* [Task instructions]:
Reproduce every line of the material, exactly as given.
═════ Data section
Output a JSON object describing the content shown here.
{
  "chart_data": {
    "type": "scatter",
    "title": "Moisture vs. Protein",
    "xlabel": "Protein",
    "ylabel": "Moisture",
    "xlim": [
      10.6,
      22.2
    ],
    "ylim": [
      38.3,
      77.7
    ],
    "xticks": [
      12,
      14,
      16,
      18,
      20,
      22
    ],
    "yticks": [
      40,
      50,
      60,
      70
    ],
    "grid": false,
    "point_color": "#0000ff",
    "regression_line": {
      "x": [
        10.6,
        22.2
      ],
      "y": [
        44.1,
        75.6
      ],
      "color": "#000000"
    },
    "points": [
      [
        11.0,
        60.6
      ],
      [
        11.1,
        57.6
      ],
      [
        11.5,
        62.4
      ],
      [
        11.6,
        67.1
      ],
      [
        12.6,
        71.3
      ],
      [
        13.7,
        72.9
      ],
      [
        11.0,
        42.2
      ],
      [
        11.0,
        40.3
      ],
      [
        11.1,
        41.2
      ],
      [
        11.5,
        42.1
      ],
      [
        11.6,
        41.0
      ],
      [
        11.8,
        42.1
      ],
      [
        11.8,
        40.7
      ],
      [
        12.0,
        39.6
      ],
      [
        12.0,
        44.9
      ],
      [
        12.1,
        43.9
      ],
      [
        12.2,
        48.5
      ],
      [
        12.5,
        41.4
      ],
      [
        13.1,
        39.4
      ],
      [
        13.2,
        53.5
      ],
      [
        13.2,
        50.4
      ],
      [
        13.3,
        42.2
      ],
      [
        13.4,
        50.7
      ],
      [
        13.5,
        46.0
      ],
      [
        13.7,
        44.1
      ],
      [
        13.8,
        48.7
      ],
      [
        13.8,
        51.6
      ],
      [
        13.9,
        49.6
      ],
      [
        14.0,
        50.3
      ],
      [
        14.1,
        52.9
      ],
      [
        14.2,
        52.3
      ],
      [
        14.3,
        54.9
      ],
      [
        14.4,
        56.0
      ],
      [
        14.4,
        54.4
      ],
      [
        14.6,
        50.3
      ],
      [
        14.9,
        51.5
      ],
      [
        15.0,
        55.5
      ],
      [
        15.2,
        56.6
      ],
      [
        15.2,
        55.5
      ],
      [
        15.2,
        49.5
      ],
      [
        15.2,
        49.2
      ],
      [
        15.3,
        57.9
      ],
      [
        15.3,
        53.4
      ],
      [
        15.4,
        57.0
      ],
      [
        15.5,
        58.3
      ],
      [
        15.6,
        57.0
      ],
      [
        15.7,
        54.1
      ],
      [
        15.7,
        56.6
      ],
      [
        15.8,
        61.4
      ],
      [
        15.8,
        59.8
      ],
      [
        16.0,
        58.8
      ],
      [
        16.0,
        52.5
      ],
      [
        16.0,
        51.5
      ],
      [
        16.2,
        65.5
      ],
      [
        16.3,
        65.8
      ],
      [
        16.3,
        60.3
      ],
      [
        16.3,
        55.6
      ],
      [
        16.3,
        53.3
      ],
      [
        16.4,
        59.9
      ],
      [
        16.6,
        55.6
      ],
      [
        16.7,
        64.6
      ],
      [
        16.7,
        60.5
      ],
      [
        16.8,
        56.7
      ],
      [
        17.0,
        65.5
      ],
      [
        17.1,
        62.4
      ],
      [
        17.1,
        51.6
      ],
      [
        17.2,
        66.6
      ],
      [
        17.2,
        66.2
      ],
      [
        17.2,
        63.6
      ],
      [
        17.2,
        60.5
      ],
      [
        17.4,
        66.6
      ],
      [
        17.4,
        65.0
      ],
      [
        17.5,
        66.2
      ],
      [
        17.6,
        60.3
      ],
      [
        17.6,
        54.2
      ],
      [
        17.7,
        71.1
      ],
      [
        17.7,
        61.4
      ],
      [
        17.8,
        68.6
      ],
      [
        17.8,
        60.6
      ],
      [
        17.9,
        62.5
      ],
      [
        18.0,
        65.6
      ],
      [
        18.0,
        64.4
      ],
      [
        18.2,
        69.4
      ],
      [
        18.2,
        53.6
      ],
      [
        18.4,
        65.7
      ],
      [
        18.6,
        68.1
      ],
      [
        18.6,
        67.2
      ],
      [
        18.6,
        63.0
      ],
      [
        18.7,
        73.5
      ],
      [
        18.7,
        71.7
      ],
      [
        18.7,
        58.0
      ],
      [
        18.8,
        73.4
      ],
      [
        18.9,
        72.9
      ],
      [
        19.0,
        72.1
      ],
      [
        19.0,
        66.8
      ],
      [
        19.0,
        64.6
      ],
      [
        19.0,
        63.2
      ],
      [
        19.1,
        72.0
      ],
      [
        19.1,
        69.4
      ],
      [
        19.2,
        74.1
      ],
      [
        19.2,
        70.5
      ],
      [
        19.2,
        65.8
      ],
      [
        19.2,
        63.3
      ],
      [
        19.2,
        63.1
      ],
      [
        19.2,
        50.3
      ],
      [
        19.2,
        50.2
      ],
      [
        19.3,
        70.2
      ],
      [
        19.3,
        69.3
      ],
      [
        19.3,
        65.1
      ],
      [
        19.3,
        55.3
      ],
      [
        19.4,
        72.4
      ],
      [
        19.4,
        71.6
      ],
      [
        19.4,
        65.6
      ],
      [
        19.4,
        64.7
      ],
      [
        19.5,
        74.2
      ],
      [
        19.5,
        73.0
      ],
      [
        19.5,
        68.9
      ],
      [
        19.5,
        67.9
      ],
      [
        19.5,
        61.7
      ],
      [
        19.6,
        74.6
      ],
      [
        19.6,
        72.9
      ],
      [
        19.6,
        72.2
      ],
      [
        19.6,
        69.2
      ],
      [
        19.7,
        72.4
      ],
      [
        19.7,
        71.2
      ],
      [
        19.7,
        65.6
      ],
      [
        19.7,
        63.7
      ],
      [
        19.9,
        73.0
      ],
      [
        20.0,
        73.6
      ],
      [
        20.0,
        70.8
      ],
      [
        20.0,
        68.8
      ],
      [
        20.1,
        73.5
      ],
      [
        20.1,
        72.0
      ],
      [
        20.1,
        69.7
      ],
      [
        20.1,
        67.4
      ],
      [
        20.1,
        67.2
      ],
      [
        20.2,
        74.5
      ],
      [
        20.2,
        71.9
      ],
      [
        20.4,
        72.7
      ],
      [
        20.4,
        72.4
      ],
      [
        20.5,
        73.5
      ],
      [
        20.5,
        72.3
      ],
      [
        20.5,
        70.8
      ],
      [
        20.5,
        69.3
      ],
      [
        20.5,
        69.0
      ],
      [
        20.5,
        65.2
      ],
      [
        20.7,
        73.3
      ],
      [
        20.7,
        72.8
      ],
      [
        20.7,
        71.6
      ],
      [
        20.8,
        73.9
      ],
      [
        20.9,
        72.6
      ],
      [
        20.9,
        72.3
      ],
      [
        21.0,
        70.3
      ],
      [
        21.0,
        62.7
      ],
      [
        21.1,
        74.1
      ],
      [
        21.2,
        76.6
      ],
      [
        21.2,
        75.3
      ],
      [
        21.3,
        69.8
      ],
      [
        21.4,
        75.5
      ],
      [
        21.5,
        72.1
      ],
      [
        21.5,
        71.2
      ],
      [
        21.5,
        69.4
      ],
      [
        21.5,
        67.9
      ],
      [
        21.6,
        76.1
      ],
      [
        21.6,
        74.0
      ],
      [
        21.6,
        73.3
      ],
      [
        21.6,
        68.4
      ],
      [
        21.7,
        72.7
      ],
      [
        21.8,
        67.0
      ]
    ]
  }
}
══════════
* [Completed exercise]:
Output a JSON object describing the content shown here.
{
  "chart_data": {
    "type": "scatter",
    "title": "Moisture vs. Protein",
    "xlabel": "Protein",
    "ylabel": "Moisture",
    "xlim": [
      10.6,
      22.2
    ],
    "ylim": [
      38.3,
      77.7
    ],
    "xticks": [
      12,
      14,
      16,
      18,
      20,
      22
    ],
    "yticks": [
      40,
      50,
      60,
      70
    ],
    "grid": false,
    "point_color": "#0000ff",
    "regression_line": {
      "x": [
        10.6,
        22.2
      ],
      "y": [
        44.1,
        75.6
      ],
      "color": "#000000"
    },
    "points": [
      [
        11.0,
        60.6
      ],
      [
        11.1,
        57.6
      ],
      [
        11.5,
        62.4
      ],
      [
        11.6,
        67.1
      ],
      [
        12.6,
        71.3
      ],
      [
        13.7,
        72.9
      ],
      [
        11.0,
        42.2
      ],
      [
        11.0,
        40.3
      ],
      [
        11.1,
        41.2
      ],
      [
        11.5,
        42.1
      ],
      [
        11.6,
        41.0
      ],
      [
        11.8,
        42.1
      ],
      [
        11.8,
        40.7
      ],
      [
        12.0,
        39.6
      ],
      [
        12.0,
        44.9
      ],
      [
        12.1,
        43.9
      ],
      [
        12.2,
        48.5
      ],
      [
        12.5,
        41.4
      ],
      [
        13.1,
        39.4
      ],
      [
        13.2,
        53.5
      ],
      [
        13.2,
        50.4
      ],
      [
        13.3,
        42.2
      ],
      [
        13.4,
        50.7
      ],
      [
        13.5,
        46.0
      ],
      [
        13.7,
        44.1
      ],
      [
        13.8,
        48.7
      ],
      [
        13.8,
        51.6
      ],
      [
        13.9,
        49.6
      ],
      [
        14.0,
        50.3
      ],
      [
        14.1,
        52.9
      ],
      [
        14.2,
        52.3
      ],
      [
        14.3,
        54.9
      ],
      [
        14.4,
        56.0
      ],
      [
        14.4,
        54.4
      ],
      [
        14.6,
        50.3
      ],
      [
        14.9,
        51.5
      ],
      [
        15.0,
        55.5
      ],
      [
        15.2,
        56.6
      ],
      [
        15.2,
        55.5
      ],
      [
        15.2,
        49.5
      ],
      [
        15.2,
        49.2
      ],
      [
        15.3,
        57.9
      ],
      [
        15.3,
        53.4
      ],
      [
        15.4,
        57.0
      ],
      [
        15.5,
        58.3
      ],
      [
        15.6,
        57.0
      ],
      [
        15.7,
        54.1
      ],
      [
        15.7,
        56.6
      ],
      [
        15.8,
        61.4
      ],
      [
        15.8,
        59.8
      ],
      [
        16.0,
        58.8
      ],
      [
        16.0,
        52.5
      ],
      [
        16.0,
        51.5
      ],
      [
        16.2,
        65.5
      ],
      [
        16.3,
        65.8
      ],
      [
        16.3,
        60.3
      ],
      [
        16.3,
        55.6
      ],
      [
        16.3,
        53.3
      ],
      [
        16.4,
        59.9
      ],
      [
        16.6,
        55.6
      ],
      [
        16.7,
        64.6
      ],
      [
        16.7,
        60.5
      ],
      [
        16.8,
        56.7
      ],
      [
        17.0,
        65.5
      ],
      [
        17.1,
        62.4
      ],
      [
        17.1,
        51.6
      ],
      [
        17.2,
        66.6
      ],
      [
        17.2,
        66.2
      ],
      [
        17.2,
        63.6
      ],
      [
        17.2,
        60.5
      ],
      [
        17.4,
        66.6
      ],
      [
        17.4,
        65.0
      ],
      [
        17.5,
        66.2
      ],
      [
        17.6,
        60.3
      ],
      [
        17.6,
        54.2
      ],
      [
        17.7,
        71.1
      ],
      [
        17.7,
        61.4
      ],
      [
        17.8,
        68.6
      ],
      [
        17.8,
        60.6
      ],
      [
        17.9,
        62.5
      ],
      [
        18.0,
        65.6
      ],
      [
        18.0,
        64.4
      ],
      [
        18.2,
        69.4
      ],
      [
        18.2,
        53.6
      ],
      [
        18.4,
        65.7
      ],
      [
        18.6,
        68.1
      ],
      [
        18.6,
        67.2
      ],
      [
        18.6,
        63.0
      ],
      [
        18.7,
        73.5
      ],
      [
        18.7,
        71.7
      ],
      [
        18.7,
        58.0
      ],
      [
        18.8,
        73.4
      ],
      [
        18.9,
        72.9
      ],
      [
        19.0,
        72.1
      ],
      [
        19.0,
        66.8
      ],
      [
        19.0,
        64.6
      ],
      [
        19.0,
        63.2
      ],
      [
        19.1,
        72.0
      ],
      [
        19.1,
        69.4
      ],
      [
        19.2,
        74.1
      ],
      [
        19.2,
        70.5
      ],
      [
        19.2,
        65.8
      ],
      [
        19.2,
        63.3
      ],
      [
        19.2,
        63.1
      ],
      [
        19.2,
        50.3
      ],
      [
        19.2,
        50.2
      ],
      [
        19.3,
        70.2
      ],
      [
        19.3,
        69.3
      ],
      [
        19.3,
        65.1
      ],
      [
        19.3,
        55.3
      ],
      [
        19.4,
        72.4
      ],
      [
        19.4,
        71.6
      ],
      [
        19.4,
        65.6
      ],
      [
        19.4,
        64.7
      ],
      [
        19.5,
        74.2
      ],
      [
        19.5,
        73.0
      ],
      [
        19.5,
        68.9
      ],
      [
        19.5,
        67.9
      ],
      [
        19.5,
        61.7
      ],
      [
        19.6,
        74.6
      ],
      [
        19.6,
        72.9
      ],
      [
        19.6,
        72.2
      ],
      [
        19.6,
        69.2
      ],
      [
        19.7,
        72.4
      ],
      [
        19.7,
        71.2
      ],
      [
        19.7,
        65.6
      ],
      [
        19.7,
        63.7
      ],
      [
        19.9,
        73.0
      ],
      [
        20.0,
        73.6
      ],
      [
        20.0,
        70.8
      ],
      [
        20.0,
        68.8
      ],
      [
        20.1,
        73.5
      ],
      [
        20.1,
        72.0
      ],
      [
        20.1,
        69.7
      ],
      [
        20.1,
        67.4
      ],
      [
        20.1,
        67.2
      ],
      [
        20.2,
        74.5
      ],
      [
        20.2,
        71.9
      ],
      [
        20.4,
        72.7
      ],
      [
        20.4,
        72.4
      ],
      [
        20.5,
        73.5
      ],
      [
        20.5,
        72.3
      ],
      [
        20.5,
        70.8
      ],
      [
        20.5,
        69.3
      ],
      [
        20.5,
        69.0
      ],
      [
        20.5,
        65.2
      ],
      [
        20.7,
        73.3
      ],
      [
        20.7,
        72.8
      ],
      [
        20.7,
        71.6
      ],
      [
        20.8,
        73.9
      ],
      [
        20.9,
        72.6
      ],
      [
        20.9,
        72.3
      ],
      [
        21.0,
        70.3
      ],
      [
        21.0,
        62.7
      ],
      [
        21.1,
        74.1
      ],
      [
        21.2,
        76.6
      ],
      [
        21.2,
        75.3
      ],
      [
        21.3,
        69.8
      ],
      [
        21.4,
        75.5
      ],
      [
        21.5,
        72.1
      ],
      [
        21.5,
        71.2
      ],
      [
        21.5,
        69.4
      ],
      [
        21.5,
        67.9
      ],
      [
        21.6,
        76.1
      ],
      [
        21.6,
        74.0
      ],
      [
        21.6,
        73.3
      ],
      [
        21.6,
        68.4
      ],
      [
        21.7,
        72.7
      ],
      [
        21.8,
        67.0
      ]
    ]
  }
}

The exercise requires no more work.